## What is needed
Find the lines that contain the word "perpendicular" and copy each one.

## Provided entries
================

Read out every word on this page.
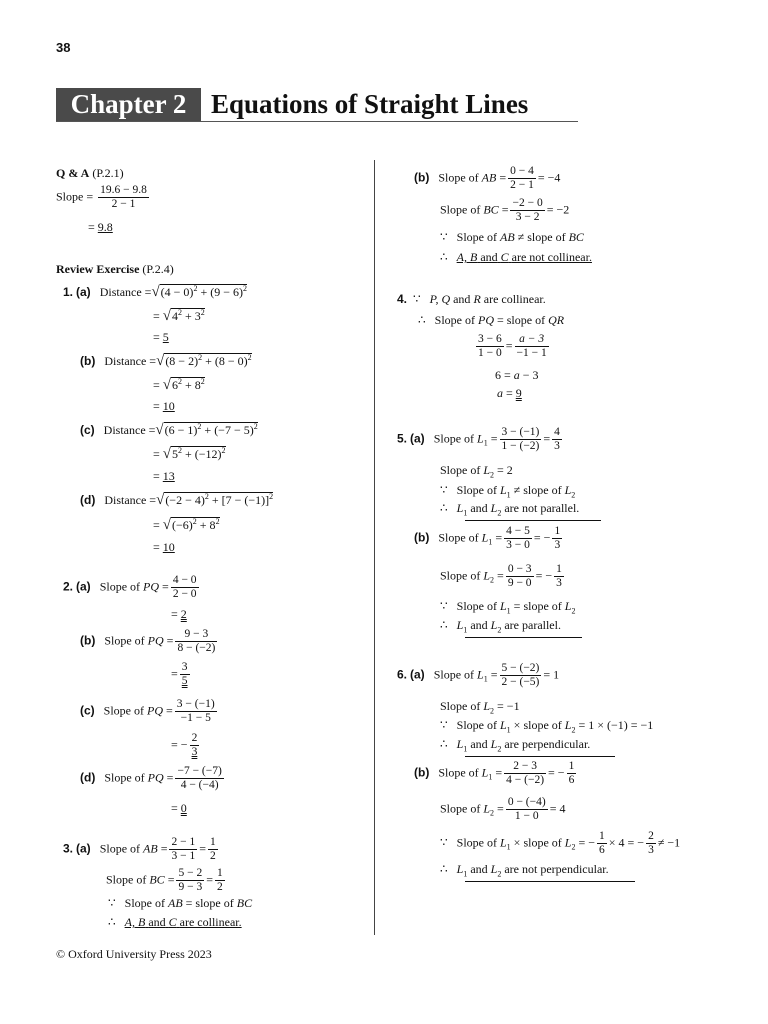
38
Chapter 2 Equations of Straight Lines
Q & A (P.2.1)
Slope = $\frac{19.6 - 9.8}{2 - 1}$
= 9.8
Review Exercise (P.2.4)
1. (a) Distance $=√(4 - 0)^2 + (9 - 6)^2$
= $√4^2 + 3^2$
= 5
(b) Distance $=√(8 - 2)^2 + (8 - 0)^2$
= $√6^2 + 8^2$
= 10
(c) Distance $=√(6 - 1)^2 + (-7 - 5)^2$
= $√5^2 + (-12)^2$
= 13
(d) Distance $=√(-2 - 4)^2 + [7 - (-1)]^2$
= $√(-6)^2 + 8^2$
= 10
2. (a) Slope of PQ = $\frac{4 - 0}{2 - 0}$
= 2
(b) Slope of PQ = $\frac{9 - 3}{8 - (-2)}$
= $\frac{3}{5}$
(c) Slope of PQ = $\frac{3 - (-1)}{-1 - 5}$
= − $\frac{2}{3}$
(d) Slope of PQ = $\frac{-7 - (-7)}{4 - (-4)}$
= 0
3. (a) Slope of AB = $\frac{2 - 1}{3 - 1} = \frac{1}{2}$
Slope of BC = $\frac{5 - 2}{9 - 3} = \frac{1}{2}$
∵ Slope of AB = slope of BC
∴ A, B and C are collinear.
(b) Slope of AB = $\frac{0 - 4}{2 - 1} = -4$
Slope of BC = $\frac{-2 - 0}{3 - 2} = -2$
∵ Slope of AB ≠ slope of BC
∴ A, B and C are not collinear.
4. ∵ P, Q and R are collinear.
∴ Slope of PQ = slope of QR
$\frac{3 - 6}{1 - 0} = \frac{a - 3}{-1 - 1}$
6 = a − 3
a = 9
5. (a) Slope of $L_1 = \frac{3 - (-1)}{1 - (-2)} = \frac{4}{3}$
Slope of $L_2 = 2$
∵ Slope of $L_1$ ≠ slope of $L_2$
∴ $L_1$ and $L_2$ are not parallel.
(b) Slope of $L_1 = \frac{4 - 5}{3 - 0}$ = − $\frac{1}{3}$
Slope of $L_2 = \frac{0 - 3}{9 - 0}$ = − $\frac{1}{3}$
∵ Slope of $L_1$ = slope of $L_2$
∴ $L_1$ and $L_2$ are parallel.
6. (a) Slope of $L_1 = \frac{5 - (-2)}{2 - (-5)} = 1$
Slope of $L_2 = -1$
∵ Slope of $L_1$ × slope of $L_2 = 1 \times (-1) = -1$
∴ $L_1$ and $L_2$ are perpendicular.
(b) Slope of $L_1 = \frac{2 - 3}{4 - (-2)}$ = − $\frac{1}{6}$
Slope of $L_2 = \frac{0 - (-4)}{1 - 0} = 4$
∵ Slope of $L_1$ × slope of $L_2$ = − $\frac{1}{6} \times 4$ = − $\frac{2}{3} \ne -1$
∴ $L_1$ and $L_2$ are not perpendicular.
© Oxford University Press 2023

================

## The solution
∴ $L_1$ and $L_2$ are perpendicular.
∴ $L_1$ and $L_2$ are not perpendicular.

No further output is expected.